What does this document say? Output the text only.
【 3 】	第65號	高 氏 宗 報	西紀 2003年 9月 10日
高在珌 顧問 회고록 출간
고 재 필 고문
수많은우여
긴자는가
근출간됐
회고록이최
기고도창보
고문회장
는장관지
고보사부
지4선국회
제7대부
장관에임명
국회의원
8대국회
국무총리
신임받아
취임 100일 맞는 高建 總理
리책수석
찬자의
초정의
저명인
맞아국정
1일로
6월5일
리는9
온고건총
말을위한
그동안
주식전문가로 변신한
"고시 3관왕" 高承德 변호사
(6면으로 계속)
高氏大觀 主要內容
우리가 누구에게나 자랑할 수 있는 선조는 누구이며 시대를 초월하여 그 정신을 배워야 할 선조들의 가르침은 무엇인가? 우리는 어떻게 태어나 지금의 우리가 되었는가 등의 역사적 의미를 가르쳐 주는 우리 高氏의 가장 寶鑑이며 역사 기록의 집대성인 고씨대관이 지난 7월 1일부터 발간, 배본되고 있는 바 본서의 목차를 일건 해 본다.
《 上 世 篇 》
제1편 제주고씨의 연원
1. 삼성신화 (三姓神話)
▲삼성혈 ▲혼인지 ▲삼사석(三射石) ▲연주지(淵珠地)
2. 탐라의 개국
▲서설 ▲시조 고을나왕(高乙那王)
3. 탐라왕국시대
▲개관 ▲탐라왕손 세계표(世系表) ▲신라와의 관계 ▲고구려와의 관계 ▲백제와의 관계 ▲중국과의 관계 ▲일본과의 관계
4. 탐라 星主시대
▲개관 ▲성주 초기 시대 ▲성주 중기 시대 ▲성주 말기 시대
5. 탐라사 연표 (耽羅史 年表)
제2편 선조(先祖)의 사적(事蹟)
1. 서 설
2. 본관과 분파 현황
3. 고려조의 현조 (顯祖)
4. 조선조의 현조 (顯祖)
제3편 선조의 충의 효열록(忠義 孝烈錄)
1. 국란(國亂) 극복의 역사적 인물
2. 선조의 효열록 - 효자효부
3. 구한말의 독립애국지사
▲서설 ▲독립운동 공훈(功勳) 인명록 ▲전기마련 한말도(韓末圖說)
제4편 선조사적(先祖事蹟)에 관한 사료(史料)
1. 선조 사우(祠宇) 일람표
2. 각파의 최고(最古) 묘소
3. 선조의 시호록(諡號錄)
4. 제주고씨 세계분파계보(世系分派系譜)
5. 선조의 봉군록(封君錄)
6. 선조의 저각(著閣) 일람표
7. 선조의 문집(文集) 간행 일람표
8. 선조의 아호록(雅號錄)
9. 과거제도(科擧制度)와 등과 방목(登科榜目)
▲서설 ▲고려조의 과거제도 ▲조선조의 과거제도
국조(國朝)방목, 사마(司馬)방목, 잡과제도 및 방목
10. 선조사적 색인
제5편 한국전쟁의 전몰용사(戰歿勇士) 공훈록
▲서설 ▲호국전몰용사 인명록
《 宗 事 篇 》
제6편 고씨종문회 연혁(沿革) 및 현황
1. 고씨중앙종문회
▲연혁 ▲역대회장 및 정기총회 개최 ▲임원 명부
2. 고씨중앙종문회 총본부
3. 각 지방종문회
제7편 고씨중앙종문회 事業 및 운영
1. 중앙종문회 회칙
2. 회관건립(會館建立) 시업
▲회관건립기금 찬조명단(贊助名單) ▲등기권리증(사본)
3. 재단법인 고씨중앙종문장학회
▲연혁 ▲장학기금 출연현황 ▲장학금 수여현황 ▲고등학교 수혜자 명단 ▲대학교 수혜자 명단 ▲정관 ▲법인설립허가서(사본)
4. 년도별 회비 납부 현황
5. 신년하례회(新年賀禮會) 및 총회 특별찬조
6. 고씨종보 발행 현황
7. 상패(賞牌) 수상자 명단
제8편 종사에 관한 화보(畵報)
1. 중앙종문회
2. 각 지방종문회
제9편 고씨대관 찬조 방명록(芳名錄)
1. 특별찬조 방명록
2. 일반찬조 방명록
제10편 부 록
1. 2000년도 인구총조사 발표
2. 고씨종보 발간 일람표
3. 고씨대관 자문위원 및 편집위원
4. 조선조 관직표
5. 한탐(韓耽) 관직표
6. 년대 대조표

- _WHAT TO PRODUCE_:
Your task is to repeat every entry exactly.

- _OUTPUT_:
What does this document say? Output the text only.
【 3 】	第65號	高 氏 宗 報	西紀 2003年 9月 10日
高在珌 顧問 회고록 출간
고 재 필 고문
수많은우여
긴자는가
근출간됐
회고록이최
기고도창보
고문회장
는장관지
고보사부
지4선국회
제7대부
장관에임명
국회의원
8대국회
국무총리
신임받아
취임 100일 맞는 高建 總理
리책수석
찬자의
초정의
저명인
맞아국정
1일로
6월5일
리는9
온고건총
말을위한
그동안
주식전문가로 변신한
"고시 3관왕" 高承德 변호사
(6면으로 계속)
高氏大觀 主要內容
우리가 누구에게나 자랑할 수 있는 선조는 누구이며 시대를 초월하여 그 정신을 배워야 할 선조들의 가르침은 무엇인가? 우리는 어떻게 태어나 지금의 우리가 되었는가 등의 역사적 의미를 가르쳐 주는 우리 高氏의 가장 寶鑑이며 역사 기록의 집대성인 고씨대관이 지난 7월 1일부터 발간, 배본되고 있는 바 본서의 목차를 일건 해 본다.
《 上 世 篇 》
제1편 제주고씨의 연원
1. 삼성신화 (三姓神話)
▲삼성혈 ▲혼인지 ▲삼사석(三射石) ▲연주지(淵珠地)
2. 탐라의 개국
▲서설 ▲시조 고을나왕(高乙那王)
3. 탐라왕국시대
▲개관 ▲탐라왕손 세계표(世系表) ▲신라와의 관계 ▲고구려와의 관계 ▲백제와의 관계 ▲중국과의 관계 ▲일본과의 관계
4. 탐라 星主시대
▲개관 ▲성주 초기 시대 ▲성주 중기 시대 ▲성주 말기 시대
5. 탐라사 연표 (耽羅史 年表)
제2편 선조(先祖)의 사적(事蹟)
1. 서 설
2. 본관과 분파 현황
3. 고려조의 현조 (顯祖)
4. 조선조의 현조 (顯祖)
제3편 선조의 충의 효열록(忠義 孝烈錄)
1. 국란(國亂) 극복의 역사적 인물
2. 선조의 효열록 - 효자효부
3. 구한말의 독립애국지사
▲서설 ▲독립운동 공훈(功勳) 인명록 ▲전기마련 한말도(韓末圖說)
제4편 선조사적(先祖事蹟)에 관한 사료(史料)
1. 선조 사우(祠宇) 일람표
2. 각파의 최고(最古) 묘소
3. 선조의 시호록(諡號錄)
4. 제주고씨 세계분파계보(世系分派系譜)
5. 선조의 봉군록(封君錄)
6. 선조의 저각(著閣) 일람표
7. 선조의 문집(文集) 간행 일람표
8. 선조의 아호록(雅號錄)
9. 과거제도(科擧制度)와 등과 방목(登科榜目)
▲서설 ▲고려조의 과거제도 ▲조선조의 과거제도
국조(國朝)방목, 사마(司馬)방목, 잡과제도 및 방목
10. 선조사적 색인
제5편 한국전쟁의 전몰용사(戰歿勇士) 공훈록
▲서설 ▲호국전몰용사 인명록
《 宗 事 篇 》
제6편 고씨종문회 연혁(沿革) 및 현황
1. 고씨중앙종문회
▲연혁 ▲역대회장 및 정기총회 개최 ▲임원 명부
2. 고씨중앙종문회 총본부
3. 각 지방종문회
제7편 고씨중앙종문회 事業 및 운영
1. 중앙종문회 회칙
2. 회관건립(會館建立) 시업
▲회관건립기금 찬조명단(贊助名單) ▲등기권리증(사본)
3. 재단법인 고씨중앙종문장학회
▲연혁 ▲장학기금 출연현황 ▲장학금 수여현황 ▲고등학교 수혜자 명단 ▲대학교 수혜자 명단 ▲정관 ▲법인설립허가서(사본)
4. 년도별 회비 납부 현황
5. 신년하례회(新年賀禮會) 및 총회 특별찬조
6. 고씨종보 발행 현황
7. 상패(賞牌) 수상자 명단
제8편 종사에 관한 화보(畵報)
1. 중앙종문회
2. 각 지방종문회
제9편 고씨대관 찬조 방명록(芳名錄)
1. 특별찬조 방명록
2. 일반찬조 방명록
제10편 부 록
1. 2000년도 인구총조사 발표
2. 고씨종보 발간 일람표
3. 고씨대관 자문위원 및 편집위원
4. 조선조 관직표
5. 한탐(韓耽) 관직표
6. 년대 대조표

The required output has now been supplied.